'''

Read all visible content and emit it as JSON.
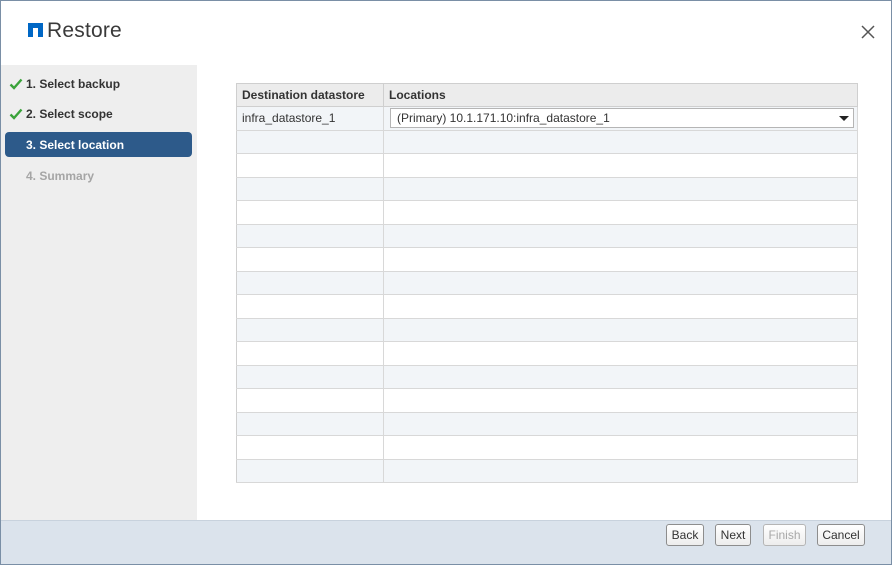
{
  "dialog": {
    "title": "Restore",
    "close_icon": "close-icon",
    "logo_icon": "netapp-logo-icon"
  },
  "steps": [
    {
      "label": "1. Select backup",
      "state": "done"
    },
    {
      "label": "2. Select scope",
      "state": "done"
    },
    {
      "label": "3. Select location",
      "state": "active"
    },
    {
      "label": "4. Summary",
      "state": "disabled"
    }
  ],
  "table": {
    "headers": [
      "Destination datastore",
      "Locations"
    ],
    "rows": [
      {
        "datastore": "infra_datastore_1",
        "location": "(Primary) 10.1.171.10:infra_datastore_1"
      }
    ],
    "empty_rows": 15
  },
  "footer": {
    "back_label": "Back",
    "next_label": "Next",
    "finish_label": "Finish",
    "cancel_label": "Cancel"
  },
  "colors": {
    "accent": "#2d5a8a",
    "check": "#3aa33a",
    "footer_bg": "#dbe3ec",
    "sidebar_bg": "#eeeeee"
  }
}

'''

> WHAT TO DO: Each line that has the word "Select" counts once. How many such lines are in the data? Give the number alone.

> THE ANSWER: 3